WHAT IS ASKED:
Rewrite the data from the line containing "- x-tick-label: 10月: [390, 476, 417, 491]" through the end, changing every "x-tick-label" to "x-axis-tick" and leaving everything else as it is.

Rows from a layout dataset
______________________________

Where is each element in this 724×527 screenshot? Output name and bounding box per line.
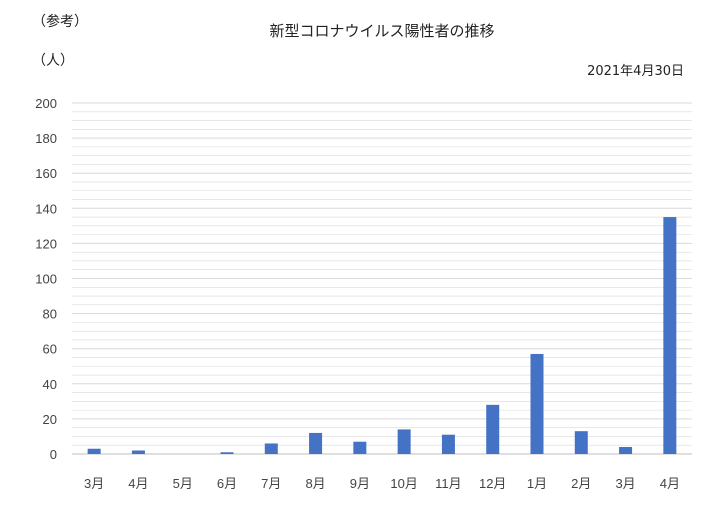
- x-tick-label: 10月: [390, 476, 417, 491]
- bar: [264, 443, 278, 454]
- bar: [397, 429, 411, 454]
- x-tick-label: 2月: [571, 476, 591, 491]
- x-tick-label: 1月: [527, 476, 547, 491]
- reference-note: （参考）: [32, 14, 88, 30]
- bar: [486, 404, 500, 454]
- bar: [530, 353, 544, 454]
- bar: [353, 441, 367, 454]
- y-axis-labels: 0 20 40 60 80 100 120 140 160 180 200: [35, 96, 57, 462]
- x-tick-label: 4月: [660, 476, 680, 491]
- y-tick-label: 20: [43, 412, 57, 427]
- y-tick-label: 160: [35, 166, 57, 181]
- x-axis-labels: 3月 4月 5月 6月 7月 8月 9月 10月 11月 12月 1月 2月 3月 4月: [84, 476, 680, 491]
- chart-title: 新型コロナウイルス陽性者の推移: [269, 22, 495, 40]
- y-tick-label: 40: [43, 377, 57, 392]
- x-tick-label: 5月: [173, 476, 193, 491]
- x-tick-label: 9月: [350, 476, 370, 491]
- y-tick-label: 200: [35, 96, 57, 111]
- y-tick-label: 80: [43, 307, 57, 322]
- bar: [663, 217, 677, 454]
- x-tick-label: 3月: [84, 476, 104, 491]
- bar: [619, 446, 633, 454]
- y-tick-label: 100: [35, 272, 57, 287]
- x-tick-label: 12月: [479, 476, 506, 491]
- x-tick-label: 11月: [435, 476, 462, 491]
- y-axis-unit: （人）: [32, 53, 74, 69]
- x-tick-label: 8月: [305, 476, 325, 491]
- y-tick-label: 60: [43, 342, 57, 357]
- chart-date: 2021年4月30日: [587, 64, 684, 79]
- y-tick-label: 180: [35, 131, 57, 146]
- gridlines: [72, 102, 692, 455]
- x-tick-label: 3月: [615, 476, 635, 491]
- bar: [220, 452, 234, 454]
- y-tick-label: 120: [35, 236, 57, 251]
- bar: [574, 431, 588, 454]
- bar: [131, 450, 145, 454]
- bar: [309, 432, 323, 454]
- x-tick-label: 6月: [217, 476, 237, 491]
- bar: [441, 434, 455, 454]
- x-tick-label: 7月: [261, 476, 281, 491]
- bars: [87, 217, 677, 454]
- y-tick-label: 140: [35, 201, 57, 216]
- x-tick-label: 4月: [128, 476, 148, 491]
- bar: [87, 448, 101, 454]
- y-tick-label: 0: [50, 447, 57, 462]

______________________________

ANSWER IN FULL:
- x-axis-tick: 10月: [390, 476, 417, 491]
- bar: [264, 443, 278, 454]
- bar: [397, 429, 411, 454]
- x-axis-tick: 2月: [571, 476, 591, 491]
- x-axis-tick: 1月: [527, 476, 547, 491]
- reference-note: （参考）: [32, 14, 88, 30]
- bar: [486, 404, 500, 454]
- bar: [530, 353, 544, 454]
- bar: [353, 441, 367, 454]
- y-axis-labels: 0 20 40 60 80 100 120 140 160 180 200: [35, 96, 57, 462]
- x-axis-tick: 4月: [660, 476, 680, 491]
- y-tick-label: 20: [43, 412, 57, 427]
- y-tick-label: 160: [35, 166, 57, 181]
- x-axis-labels: 3月 4月 5月 6月 7月 8月 9月 10月 11月 12月 1月 2月 3月 4月: [84, 476, 680, 491]
- chart-title: 新型コロナウイルス陽性者の推移: [269, 22, 495, 40]
- y-tick-label: 40: [43, 377, 57, 392]
- x-axis-tick: 5月: [173, 476, 193, 491]
- x-axis-tick: 9月: [350, 476, 370, 491]
- y-tick-label: 200: [35, 96, 57, 111]
- y-tick-label: 80: [43, 307, 57, 322]
- bar: [663, 217, 677, 454]
- x-axis-tick: 3月: [84, 476, 104, 491]
- bar: [619, 446, 633, 454]
- y-tick-label: 100: [35, 272, 57, 287]
- x-axis-tick: 12月: [479, 476, 506, 491]
- x-axis-tick: 11月: [435, 476, 462, 491]
- y-axis-unit: （人）: [32, 53, 74, 69]
- x-axis-tick: 8月: [305, 476, 325, 491]
- y-tick-label: 60: [43, 342, 57, 357]
- chart-date: 2021年4月30日: [587, 64, 684, 79]
- y-tick-label: 180: [35, 131, 57, 146]
- gridlines: [72, 102, 692, 455]
- x-axis-tick: 3月: [615, 476, 635, 491]
- bar: [220, 452, 234, 454]
- y-tick-label: 120: [35, 236, 57, 251]
- bar: [574, 431, 588, 454]
- bar: [131, 450, 145, 454]
- bar: [309, 432, 323, 454]
- x-axis-tick: 6月: [217, 476, 237, 491]
- bar: [441, 434, 455, 454]
- x-axis-tick: 7月: [261, 476, 281, 491]
- bars: [87, 217, 677, 454]
- y-tick-label: 140: [35, 201, 57, 216]
- x-axis-tick: 4月: [128, 476, 148, 491]
- bar: [87, 448, 101, 454]
- y-tick-label: 0: [50, 447, 57, 462]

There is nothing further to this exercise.